**To be done:** In this exercise, print only the lines from the line with "Parse this screenshot: output" to the last line of the data below, inclusive. Any pictures should be left out.
---
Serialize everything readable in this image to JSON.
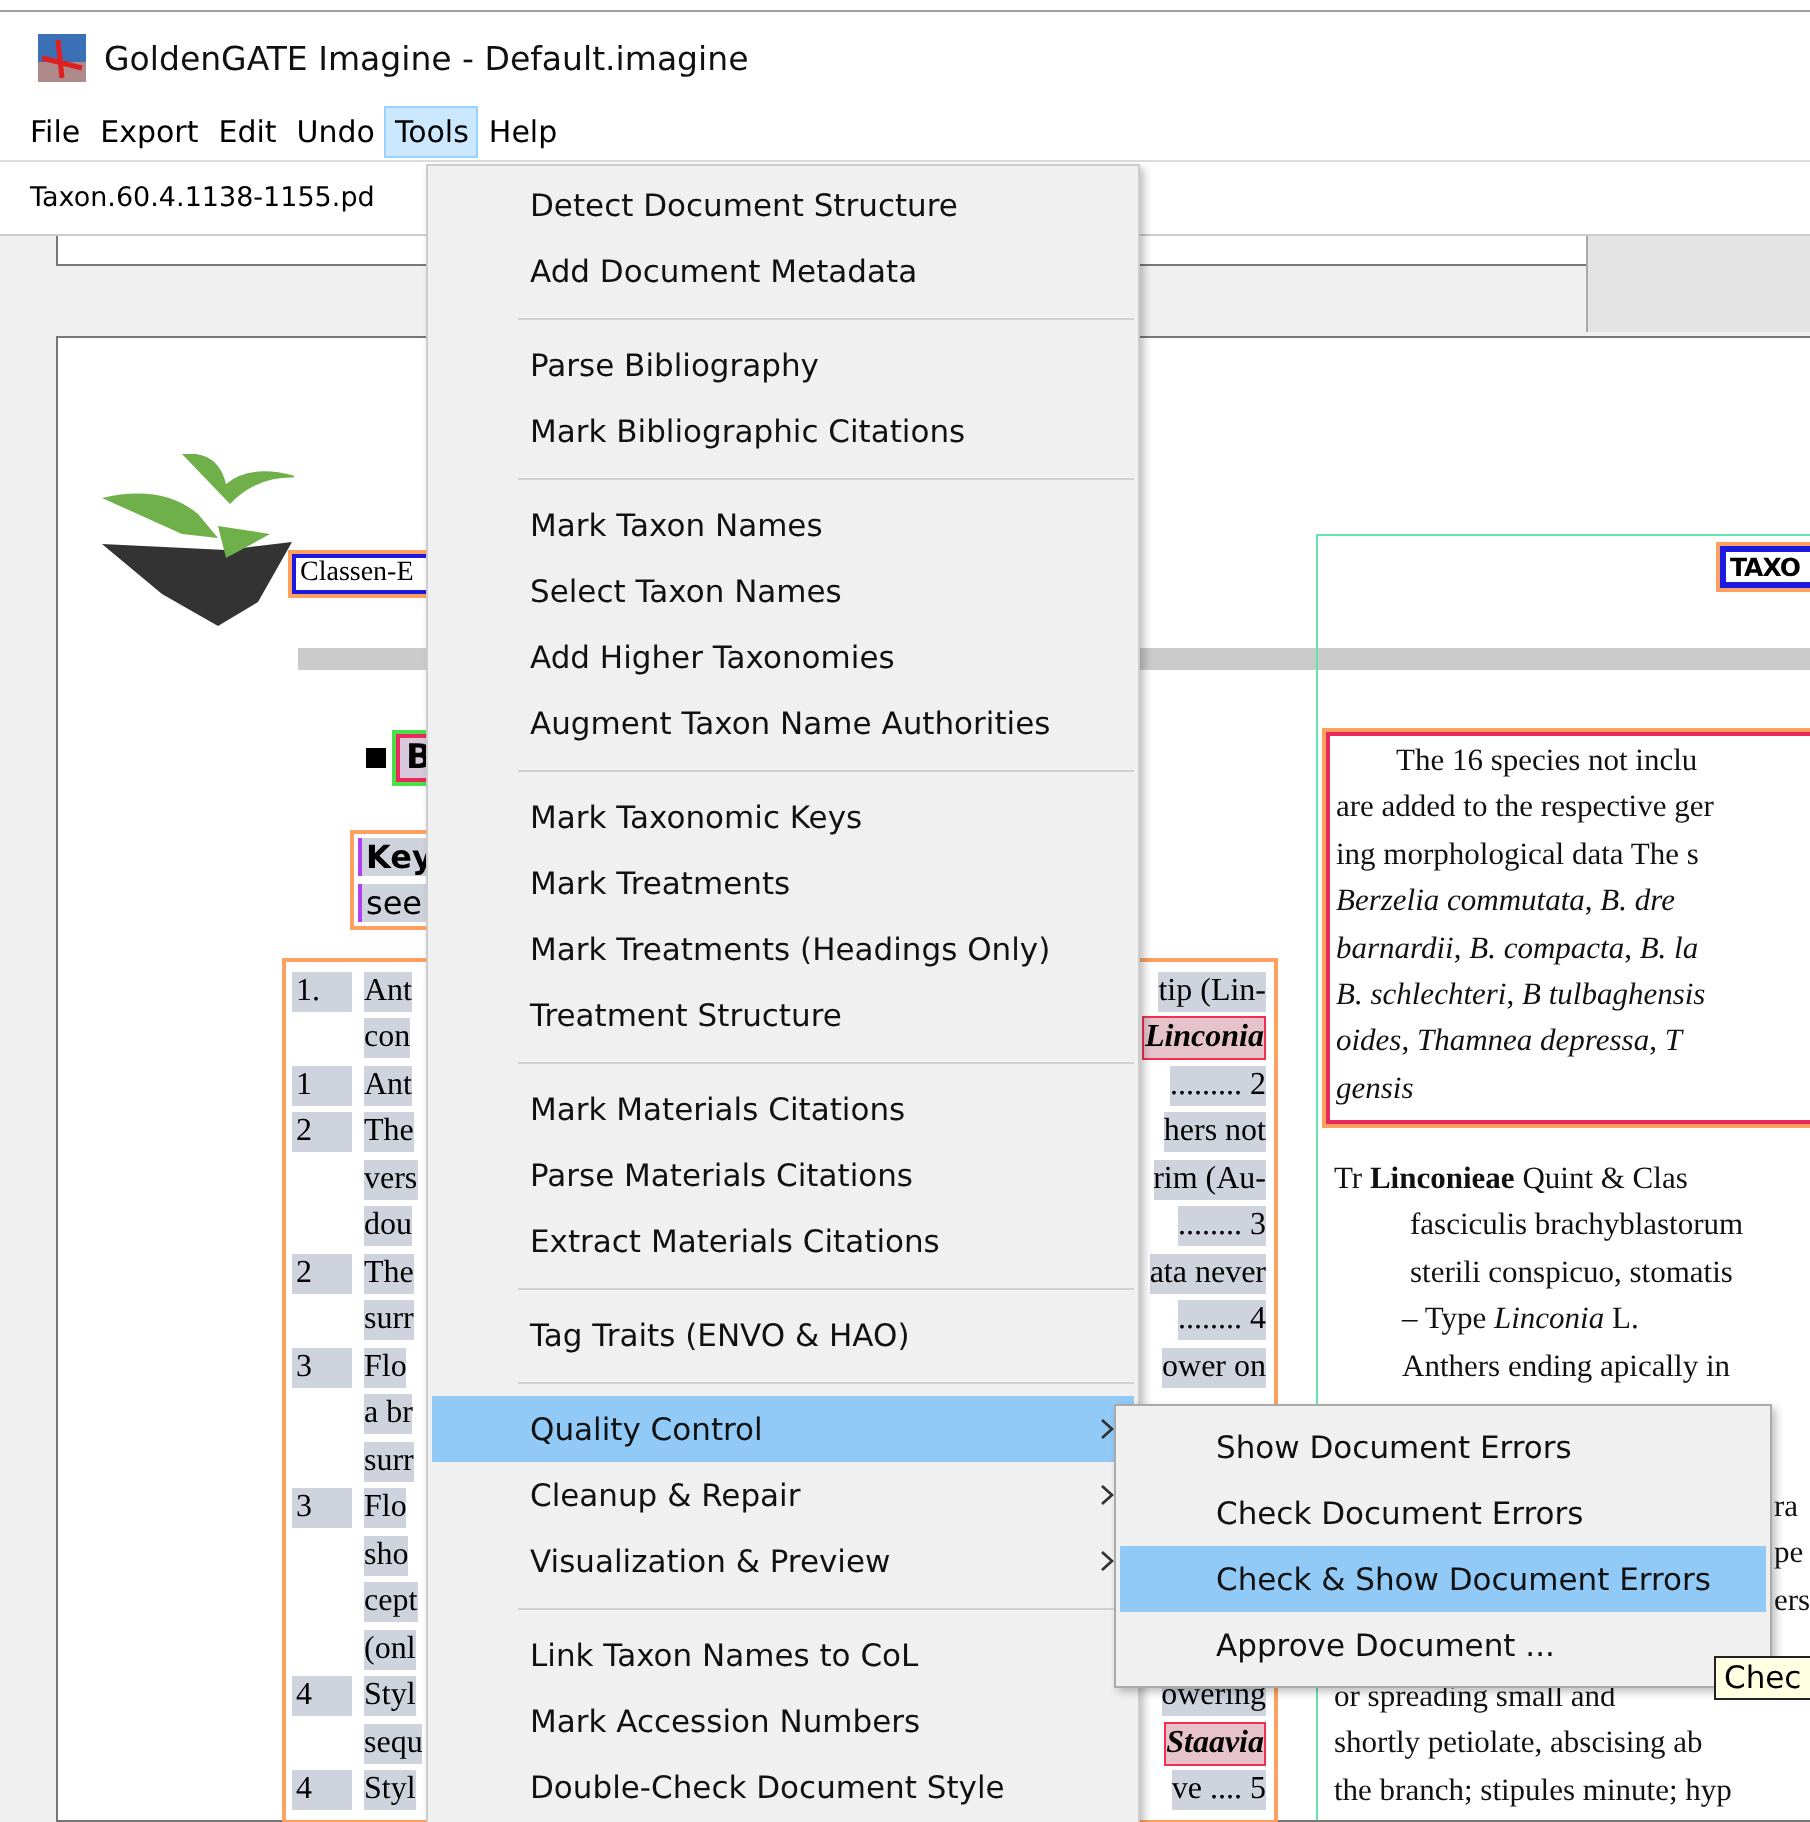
{
  "window": {
    "title": "GoldenGATE Imagine - Default.imagine"
  },
  "menubar": [
    {
      "label": "File",
      "selected": false
    },
    {
      "label": "Export",
      "selected": false
    },
    {
      "label": "Edit",
      "selected": false
    },
    {
      "label": "Undo",
      "selected": false
    },
    {
      "label": "Tools",
      "selected": true
    },
    {
      "label": "Help",
      "selected": false
    }
  ],
  "document_tab": {
    "label": "Taxon.60.4.1138-1155.pd"
  },
  "left_page": {
    "author_label": "Classen-E",
    "heading": "B",
    "key_title": "Key",
    "key_note": "see",
    "rows": [
      {
        "num": "1.",
        "text": "Ant",
        "tail": "tip (Lin-",
        "taxon": false
      },
      {
        "text": "con",
        "tail": "Linconia",
        "taxon": true
      },
      {
        "num": "1",
        "text": "Ant",
        "tail": "......... 2",
        "taxon": false
      },
      {
        "num": "2",
        "text": "The",
        "tail": "hers not",
        "taxon": false
      },
      {
        "text": "vers",
        "tail": "rim (Au-",
        "taxon": false
      },
      {
        "text": "dou",
        "tail": "........ 3",
        "taxon": false
      },
      {
        "num": "2",
        "text": "The",
        "tail": "ata never",
        "taxon": false
      },
      {
        "text": "surr",
        "tail": "........ 4",
        "taxon": false
      },
      {
        "num": "3",
        "text": "Flo",
        "tail": "ower on",
        "taxon": false
      },
      {
        "text": "a br"
      },
      {
        "text": "surr"
      },
      {
        "num": "3",
        "text": "Flo"
      },
      {
        "text": "sho"
      },
      {
        "text": "cept"
      },
      {
        "text": "(onl"
      },
      {
        "num": "4",
        "text": "Styl",
        "tail": "owering",
        "taxon": false
      },
      {
        "text": "sequ",
        "tail": "Staavia",
        "taxon": true
      },
      {
        "num": "4",
        "text": "Styl",
        "tail": "ve .... 5",
        "taxon": false
      }
    ]
  },
  "right_page": {
    "heading": "TAXO",
    "paragraph": [
      "The 16 species not inclu",
      "are added to the respective ger",
      "ing morphological data The s",
      "*Berzelia commutata*, *B. dre*",
      "*barnardii*, *B. compacta*, *B. la*",
      "*B. schlechteri*, *B tulbaghensis*",
      "*oides*, *Thamnea depressa*, *T*",
      "*gensis*"
    ],
    "treatment": [
      "Tr **Linconieae** Quint & Clas",
      "fasciculis brachyblastorum",
      "sterili conspicuo, stomatis",
      "– Type *Linconia* L.",
      "Anthers ending apically in"
    ],
    "fragments": [
      "ra",
      "pe",
      "ers"
    ],
    "description": [
      "or spreading small and",
      "shortly petiolate, abscising ab",
      "the branch; stipules minute; hyp"
    ]
  },
  "tools_menu": {
    "sections": [
      {
        "items": [
          {
            "label": "Detect Document Structure",
            "selected": false,
            "has_submenu": false
          },
          {
            "label": "Add Document Metadata",
            "selected": false,
            "has_submenu": false
          }
        ]
      },
      {
        "items": [
          {
            "label": "Parse Bibliography",
            "selected": false,
            "has_submenu": false
          },
          {
            "label": "Mark Bibliographic Citations",
            "selected": false,
            "has_submenu": false
          }
        ]
      },
      {
        "items": [
          {
            "label": "Mark Taxon Names",
            "selected": false,
            "has_submenu": false
          },
          {
            "label": "Select Taxon Names",
            "selected": false,
            "has_submenu": false
          },
          {
            "label": "Add Higher Taxonomies",
            "selected": false,
            "has_submenu": false
          },
          {
            "label": "Augment Taxon Name Authorities",
            "selected": false,
            "has_submenu": false
          }
        ]
      },
      {
        "items": [
          {
            "label": "Mark Taxonomic Keys",
            "selected": false,
            "has_submenu": false
          },
          {
            "label": "Mark Treatments",
            "selected": false,
            "has_submenu": false
          },
          {
            "label": "Mark Treatments (Headings Only)",
            "selected": false,
            "has_submenu": false
          },
          {
            "label": "Treatment Structure",
            "selected": false,
            "has_submenu": false
          }
        ]
      },
      {
        "items": [
          {
            "label": "Mark Materials Citations",
            "selected": false,
            "has_submenu": false
          },
          {
            "label": "Parse Materials Citations",
            "selected": false,
            "has_submenu": false
          },
          {
            "label": "Extract Materials Citations",
            "selected": false,
            "has_submenu": false
          }
        ]
      },
      {
        "items": [
          {
            "label": "Tag Traits (ENVO & HAO)",
            "selected": false,
            "has_submenu": false
          }
        ]
      },
      {
        "items": [
          {
            "label": "Quality Control",
            "selected": true,
            "has_submenu": true
          },
          {
            "label": "Cleanup & Repair",
            "selected": false,
            "has_submenu": true
          },
          {
            "label": "Visualization & Preview",
            "selected": false,
            "has_submenu": true
          }
        ]
      },
      {
        "items": [
          {
            "label": "Link Taxon Names to CoL",
            "selected": false,
            "has_submenu": false
          },
          {
            "label": "Mark Accession Numbers",
            "selected": false,
            "has_submenu": false
          },
          {
            "label": "Double-Check Document Style",
            "selected": false,
            "has_submenu": false
          }
        ]
      }
    ]
  },
  "quality_submenu": [
    {
      "label": "Show Document Errors",
      "selected": false
    },
    {
      "label": "Check Document Errors",
      "selected": false
    },
    {
      "label": "Check & Show Document Errors",
      "selected": true
    },
    {
      "label": "Approve Document ...",
      "selected": false
    }
  ],
  "tooltip": {
    "text": "Chec"
  }
}
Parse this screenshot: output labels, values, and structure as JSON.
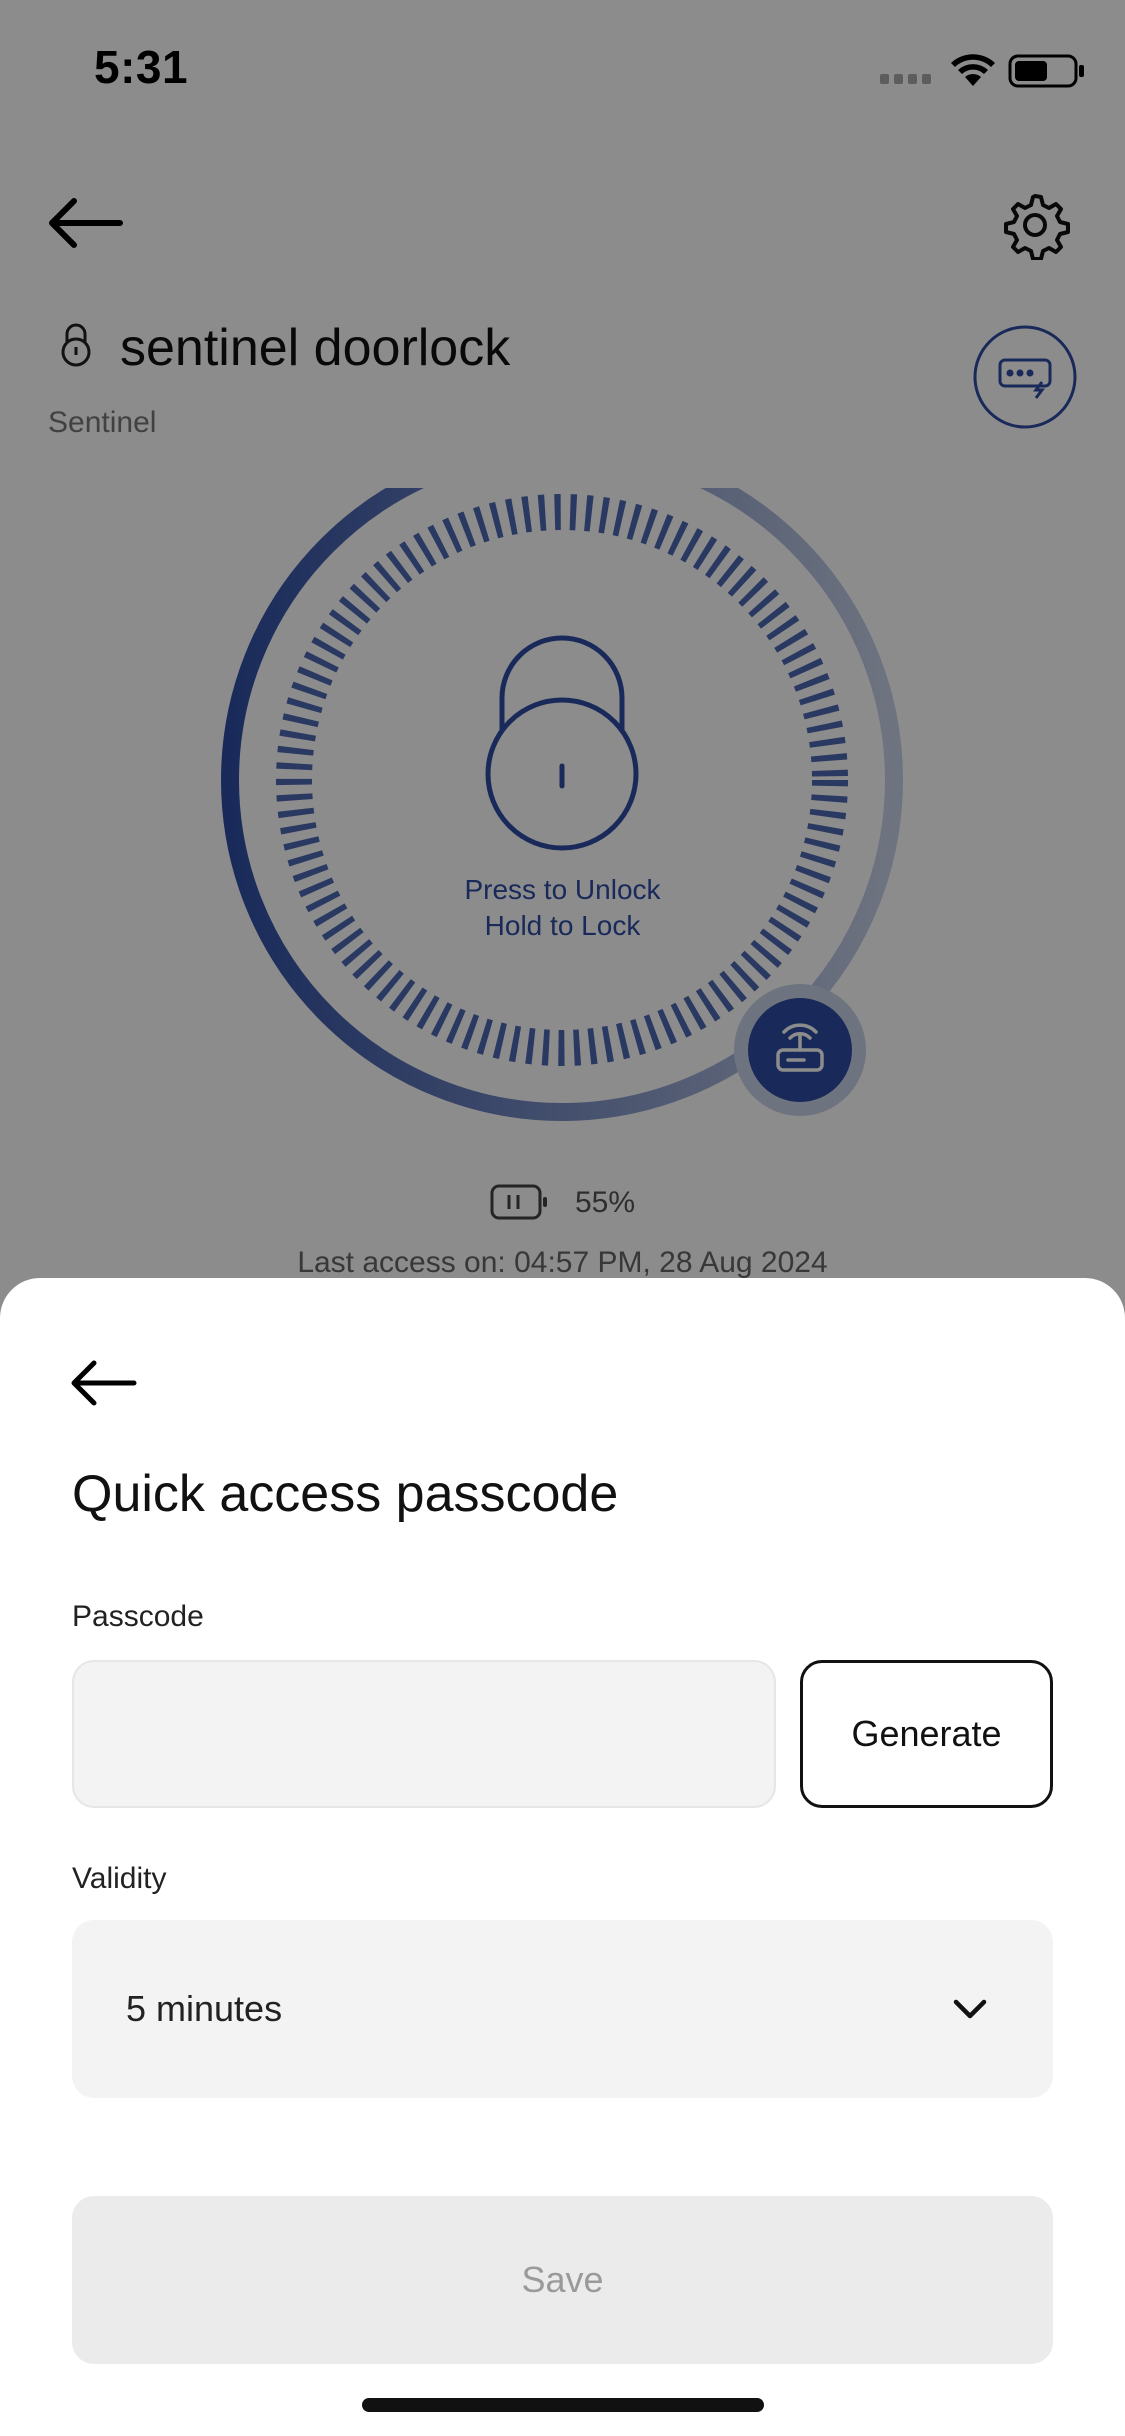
{
  "status_bar": {
    "time": "5:31"
  },
  "device": {
    "name": "sentinel doorlock",
    "brand": "Sentinel",
    "dial_hint_line1": "Press to Unlock",
    "dial_hint_line2": "Hold to Lock",
    "battery_percent": "55%",
    "last_access": "Last access on: 04:57 PM, 28 Aug 2024"
  },
  "sheet": {
    "title": "Quick access passcode",
    "passcode_label": "Passcode",
    "passcode_value": "",
    "generate_label": "Generate",
    "validity_label": "Validity",
    "validity_value": "5 minutes",
    "save_label": "Save"
  },
  "colors": {
    "accent": "#2f4ea5",
    "dial_light": "#c9d3e8"
  },
  "icons": [
    "back-arrow-icon",
    "gear-icon",
    "lock-icon",
    "keypad-icon",
    "padlock-icon",
    "gateway-icon",
    "battery-icon",
    "chevron-down-icon"
  ]
}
---
**Result:**
Parse this screenshot: output labels, values, and structure as JSON.
{
  "status_bar": {
    "time": "5:31"
  },
  "device": {
    "name": "sentinel doorlock",
    "brand": "Sentinel",
    "dial_hint_line1": "Press to Unlock",
    "dial_hint_line2": "Hold to Lock",
    "battery_percent": "55%",
    "last_access": "Last access on: 04:57 PM, 28 Aug 2024"
  },
  "sheet": {
    "title": "Quick access passcode",
    "passcode_label": "Passcode",
    "passcode_value": "",
    "generate_label": "Generate",
    "validity_label": "Validity",
    "validity_value": "5 minutes",
    "save_label": "Save"
  },
  "colors": {
    "accent": "#2f4ea5",
    "dial_light": "#c9d3e8"
  },
  "icons": [
    "back-arrow-icon",
    "gear-icon",
    "lock-icon",
    "keypad-icon",
    "padlock-icon",
    "gateway-icon",
    "battery-icon",
    "chevron-down-icon"
  ]
}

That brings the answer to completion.